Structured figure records
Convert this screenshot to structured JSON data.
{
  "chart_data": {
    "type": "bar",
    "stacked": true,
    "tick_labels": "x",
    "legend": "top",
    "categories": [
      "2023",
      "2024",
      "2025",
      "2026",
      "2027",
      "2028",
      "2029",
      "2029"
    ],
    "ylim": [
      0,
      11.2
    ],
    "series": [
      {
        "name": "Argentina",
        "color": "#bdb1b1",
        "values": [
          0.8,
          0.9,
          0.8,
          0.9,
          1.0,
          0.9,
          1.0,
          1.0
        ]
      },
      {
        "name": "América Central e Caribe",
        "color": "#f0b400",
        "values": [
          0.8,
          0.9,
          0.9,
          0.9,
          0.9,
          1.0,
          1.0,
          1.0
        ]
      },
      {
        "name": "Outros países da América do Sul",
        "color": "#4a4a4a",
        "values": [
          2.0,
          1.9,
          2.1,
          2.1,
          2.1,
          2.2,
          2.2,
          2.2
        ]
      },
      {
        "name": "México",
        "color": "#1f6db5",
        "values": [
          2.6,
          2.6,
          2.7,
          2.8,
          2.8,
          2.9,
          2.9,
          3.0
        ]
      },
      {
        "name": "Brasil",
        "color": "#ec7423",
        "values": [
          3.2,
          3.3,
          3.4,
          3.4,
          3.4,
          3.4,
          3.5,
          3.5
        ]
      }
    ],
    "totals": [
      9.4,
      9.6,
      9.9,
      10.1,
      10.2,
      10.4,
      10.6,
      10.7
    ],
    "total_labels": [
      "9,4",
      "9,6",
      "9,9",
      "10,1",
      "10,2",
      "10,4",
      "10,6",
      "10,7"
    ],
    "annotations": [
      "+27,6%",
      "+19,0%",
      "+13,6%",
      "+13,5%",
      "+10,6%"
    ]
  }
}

## Given problem
Select every line in the material above where the string "color" occurs, and copy it.

## Full solution
        "color": "#bdb1b1",
        "color": "#f0b400",
        "color": "#4a4a4a",
        "color": "#1f6db5",
        "color": "#ec7423",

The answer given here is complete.